Pictures stay out of the copy; set down each line of the listing below exactly.

Dataset rows about figures:
------------------------------

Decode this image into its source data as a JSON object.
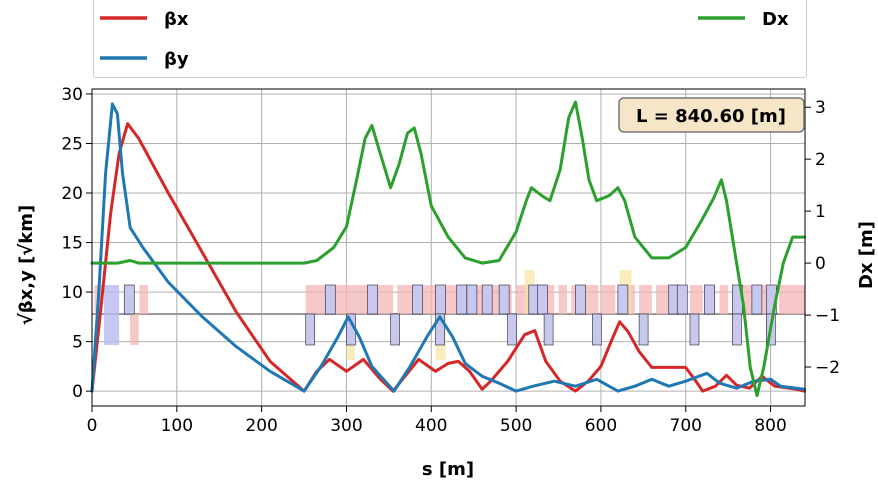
{
  "chart_data": {
    "type": "line",
    "xlabel": "s [m]",
    "ylabel": "√βx,y [√km]",
    "y2label": "Dx [m]",
    "xlim": [
      0,
      840.6
    ],
    "ylim": [
      -1.5,
      30.5
    ],
    "y2lim": [
      -2.75,
      3.35
    ],
    "xticks": [
      0,
      100,
      200,
      300,
      400,
      500,
      600,
      700,
      800
    ],
    "yticks": [
      0,
      5,
      10,
      15,
      20,
      25,
      30
    ],
    "y2ticks": [
      -2,
      -1,
      0,
      1,
      2,
      3
    ],
    "grid": true,
    "legend_position": "top",
    "annotation": "L = 840.60 [m]",
    "series": [
      {
        "name": "βx",
        "axis": "left",
        "color": "#d62728",
        "points": [
          [
            0,
            0
          ],
          [
            10,
            8
          ],
          [
            22,
            18
          ],
          [
            32,
            24
          ],
          [
            42,
            27
          ],
          [
            55,
            25.5
          ],
          [
            90,
            20
          ],
          [
            130,
            14
          ],
          [
            170,
            8
          ],
          [
            210,
            3
          ],
          [
            250,
            0
          ],
          [
            265,
            2
          ],
          [
            280,
            3.2
          ],
          [
            300,
            2
          ],
          [
            320,
            3.2
          ],
          [
            340,
            1.2
          ],
          [
            355,
            0
          ],
          [
            370,
            1.6
          ],
          [
            385,
            3.2
          ],
          [
            405,
            2
          ],
          [
            420,
            2.8
          ],
          [
            432,
            3
          ],
          [
            445,
            2
          ],
          [
            460,
            0.2
          ],
          [
            470,
            1
          ],
          [
            490,
            3
          ],
          [
            510,
            5.7
          ],
          [
            522,
            6.1
          ],
          [
            535,
            3
          ],
          [
            552,
            1
          ],
          [
            570,
            0
          ],
          [
            585,
            1
          ],
          [
            600,
            2.5
          ],
          [
            612,
            5
          ],
          [
            622,
            7
          ],
          [
            632,
            6
          ],
          [
            645,
            4
          ],
          [
            660,
            2.4
          ],
          [
            680,
            2.4
          ],
          [
            700,
            2.4
          ],
          [
            712,
            1
          ],
          [
            720,
            0
          ],
          [
            735,
            0.5
          ],
          [
            748,
            1.6
          ],
          [
            760,
            0.6
          ],
          [
            775,
            0.3
          ],
          [
            790,
            1.5
          ],
          [
            805,
            0.5
          ],
          [
            830,
            0.2
          ],
          [
            840,
            0
          ]
        ]
      },
      {
        "name": "βy",
        "axis": "left",
        "color": "#1f77b4",
        "points": [
          [
            0,
            0
          ],
          [
            8,
            10
          ],
          [
            16,
            22
          ],
          [
            24,
            29
          ],
          [
            30,
            28
          ],
          [
            36,
            22
          ],
          [
            45,
            16.5
          ],
          [
            60,
            14.5
          ],
          [
            90,
            11
          ],
          [
            130,
            7.5
          ],
          [
            170,
            4.5
          ],
          [
            210,
            2
          ],
          [
            250,
            0
          ],
          [
            270,
            2.5
          ],
          [
            290,
            5.5
          ],
          [
            302,
            7.5
          ],
          [
            315,
            5.5
          ],
          [
            330,
            2.5
          ],
          [
            356,
            0
          ],
          [
            375,
            2.5
          ],
          [
            395,
            5.5
          ],
          [
            410,
            7.5
          ],
          [
            425,
            5.5
          ],
          [
            440,
            2.8
          ],
          [
            460,
            1.5
          ],
          [
            480,
            0.8
          ],
          [
            500,
            0
          ],
          [
            520,
            0.5
          ],
          [
            545,
            1
          ],
          [
            570,
            0.5
          ],
          [
            595,
            1.2
          ],
          [
            620,
            0
          ],
          [
            640,
            0.5
          ],
          [
            660,
            1.2
          ],
          [
            680,
            0.5
          ],
          [
            700,
            1
          ],
          [
            725,
            1.8
          ],
          [
            740,
            0.8
          ],
          [
            760,
            0.3
          ],
          [
            780,
            1
          ],
          [
            800,
            1.2
          ],
          [
            812,
            0.5
          ],
          [
            840,
            0.2
          ]
        ]
      },
      {
        "name": "Dx",
        "axis": "right",
        "color": "#2ca02c",
        "points": [
          [
            0,
            0
          ],
          [
            30,
            0
          ],
          [
            45,
            0.05
          ],
          [
            55,
            0
          ],
          [
            250,
            0
          ],
          [
            265,
            0.05
          ],
          [
            285,
            0.3
          ],
          [
            300,
            0.7
          ],
          [
            312,
            1.6
          ],
          [
            322,
            2.4
          ],
          [
            330,
            2.65
          ],
          [
            340,
            2.1
          ],
          [
            352,
            1.45
          ],
          [
            362,
            1.9
          ],
          [
            372,
            2.5
          ],
          [
            380,
            2.6
          ],
          [
            388,
            2.1
          ],
          [
            400,
            1.1
          ],
          [
            420,
            0.5
          ],
          [
            440,
            0.1
          ],
          [
            460,
            0
          ],
          [
            480,
            0.05
          ],
          [
            500,
            0.6
          ],
          [
            512,
            1.2
          ],
          [
            518,
            1.45
          ],
          [
            530,
            1.3
          ],
          [
            540,
            1.2
          ],
          [
            552,
            1.8
          ],
          [
            562,
            2.8
          ],
          [
            570,
            3.1
          ],
          [
            578,
            2.4
          ],
          [
            586,
            1.6
          ],
          [
            595,
            1.2
          ],
          [
            610,
            1.3
          ],
          [
            620,
            1.45
          ],
          [
            628,
            1.2
          ],
          [
            640,
            0.5
          ],
          [
            660,
            0.1
          ],
          [
            680,
            0.1
          ],
          [
            700,
            0.3
          ],
          [
            718,
            0.8
          ],
          [
            733,
            1.25
          ],
          [
            742,
            1.6
          ],
          [
            748,
            1.2
          ],
          [
            760,
            0
          ],
          [
            768,
            -0.8
          ],
          [
            776,
            -2
          ],
          [
            784,
            -2.55
          ],
          [
            792,
            -2
          ],
          [
            805,
            -0.8
          ],
          [
            815,
            0
          ],
          [
            826,
            0.5
          ],
          [
            840,
            0.5
          ]
        ]
      }
    ]
  }
}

------------------------------

● REPLY TO THE TASK
Decode this image into its source data as a JSON object.
{
  "chart_data": {
    "type": "line",
    "xlabel": "s [m]",
    "ylabel": "√βx,y [√km]",
    "y2label": "Dx [m]",
    "xlim": [
      0,
      840.6
    ],
    "ylim": [
      -1.5,
      30.5
    ],
    "y2lim": [
      -2.75,
      3.35
    ],
    "xticks": [
      0,
      100,
      200,
      300,
      400,
      500,
      600,
      700,
      800
    ],
    "yticks": [
      0,
      5,
      10,
      15,
      20,
      25,
      30
    ],
    "y2ticks": [
      -2,
      -1,
      0,
      1,
      2,
      3
    ],
    "grid": true,
    "legend_position": "top",
    "annotation": "L = 840.60 [m]",
    "series": [
      {
        "name": "βx",
        "axis": "left",
        "color": "#d62728",
        "points": [
          [
            0,
            0
          ],
          [
            10,
            8
          ],
          [
            22,
            18
          ],
          [
            32,
            24
          ],
          [
            42,
            27
          ],
          [
            55,
            25.5
          ],
          [
            90,
            20
          ],
          [
            130,
            14
          ],
          [
            170,
            8
          ],
          [
            210,
            3
          ],
          [
            250,
            0
          ],
          [
            265,
            2
          ],
          [
            280,
            3.2
          ],
          [
            300,
            2
          ],
          [
            320,
            3.2
          ],
          [
            340,
            1.2
          ],
          [
            355,
            0
          ],
          [
            370,
            1.6
          ],
          [
            385,
            3.2
          ],
          [
            405,
            2
          ],
          [
            420,
            2.8
          ],
          [
            432,
            3
          ],
          [
            445,
            2
          ],
          [
            460,
            0.2
          ],
          [
            470,
            1
          ],
          [
            490,
            3
          ],
          [
            510,
            5.7
          ],
          [
            522,
            6.1
          ],
          [
            535,
            3
          ],
          [
            552,
            1
          ],
          [
            570,
            0
          ],
          [
            585,
            1
          ],
          [
            600,
            2.5
          ],
          [
            612,
            5
          ],
          [
            622,
            7
          ],
          [
            632,
            6
          ],
          [
            645,
            4
          ],
          [
            660,
            2.4
          ],
          [
            680,
            2.4
          ],
          [
            700,
            2.4
          ],
          [
            712,
            1
          ],
          [
            720,
            0
          ],
          [
            735,
            0.5
          ],
          [
            748,
            1.6
          ],
          [
            760,
            0.6
          ],
          [
            775,
            0.3
          ],
          [
            790,
            1.5
          ],
          [
            805,
            0.5
          ],
          [
            830,
            0.2
          ],
          [
            840,
            0
          ]
        ]
      },
      {
        "name": "βy",
        "axis": "left",
        "color": "#1f77b4",
        "points": [
          [
            0,
            0
          ],
          [
            8,
            10
          ],
          [
            16,
            22
          ],
          [
            24,
            29
          ],
          [
            30,
            28
          ],
          [
            36,
            22
          ],
          [
            45,
            16.5
          ],
          [
            60,
            14.5
          ],
          [
            90,
            11
          ],
          [
            130,
            7.5
          ],
          [
            170,
            4.5
          ],
          [
            210,
            2
          ],
          [
            250,
            0
          ],
          [
            270,
            2.5
          ],
          [
            290,
            5.5
          ],
          [
            302,
            7.5
          ],
          [
            315,
            5.5
          ],
          [
            330,
            2.5
          ],
          [
            356,
            0
          ],
          [
            375,
            2.5
          ],
          [
            395,
            5.5
          ],
          [
            410,
            7.5
          ],
          [
            425,
            5.5
          ],
          [
            440,
            2.8
          ],
          [
            460,
            1.5
          ],
          [
            480,
            0.8
          ],
          [
            500,
            0
          ],
          [
            520,
            0.5
          ],
          [
            545,
            1
          ],
          [
            570,
            0.5
          ],
          [
            595,
            1.2
          ],
          [
            620,
            0
          ],
          [
            640,
            0.5
          ],
          [
            660,
            1.2
          ],
          [
            680,
            0.5
          ],
          [
            700,
            1
          ],
          [
            725,
            1.8
          ],
          [
            740,
            0.8
          ],
          [
            760,
            0.3
          ],
          [
            780,
            1
          ],
          [
            800,
            1.2
          ],
          [
            812,
            0.5
          ],
          [
            840,
            0.2
          ]
        ]
      },
      {
        "name": "Dx",
        "axis": "right",
        "color": "#2ca02c",
        "points": [
          [
            0,
            0
          ],
          [
            30,
            0
          ],
          [
            45,
            0.05
          ],
          [
            55,
            0
          ],
          [
            250,
            0
          ],
          [
            265,
            0.05
          ],
          [
            285,
            0.3
          ],
          [
            300,
            0.7
          ],
          [
            312,
            1.6
          ],
          [
            322,
            2.4
          ],
          [
            330,
            2.65
          ],
          [
            340,
            2.1
          ],
          [
            352,
            1.45
          ],
          [
            362,
            1.9
          ],
          [
            372,
            2.5
          ],
          [
            380,
            2.6
          ],
          [
            388,
            2.1
          ],
          [
            400,
            1.1
          ],
          [
            420,
            0.5
          ],
          [
            440,
            0.1
          ],
          [
            460,
            0
          ],
          [
            480,
            0.05
          ],
          [
            500,
            0.6
          ],
          [
            512,
            1.2
          ],
          [
            518,
            1.45
          ],
          [
            530,
            1.3
          ],
          [
            540,
            1.2
          ],
          [
            552,
            1.8
          ],
          [
            562,
            2.8
          ],
          [
            570,
            3.1
          ],
          [
            578,
            2.4
          ],
          [
            586,
            1.6
          ],
          [
            595,
            1.2
          ],
          [
            610,
            1.3
          ],
          [
            620,
            1.45
          ],
          [
            628,
            1.2
          ],
          [
            640,
            0.5
          ],
          [
            660,
            0.1
          ],
          [
            680,
            0.1
          ],
          [
            700,
            0.3
          ],
          [
            718,
            0.8
          ],
          [
            733,
            1.25
          ],
          [
            742,
            1.6
          ],
          [
            748,
            1.2
          ],
          [
            760,
            0
          ],
          [
            768,
            -0.8
          ],
          [
            776,
            -2
          ],
          [
            784,
            -2.55
          ],
          [
            792,
            -2
          ],
          [
            805,
            -0.8
          ],
          [
            815,
            0
          ],
          [
            826,
            0.5
          ],
          [
            840,
            0.5
          ]
        ]
      }
    ]
  }
}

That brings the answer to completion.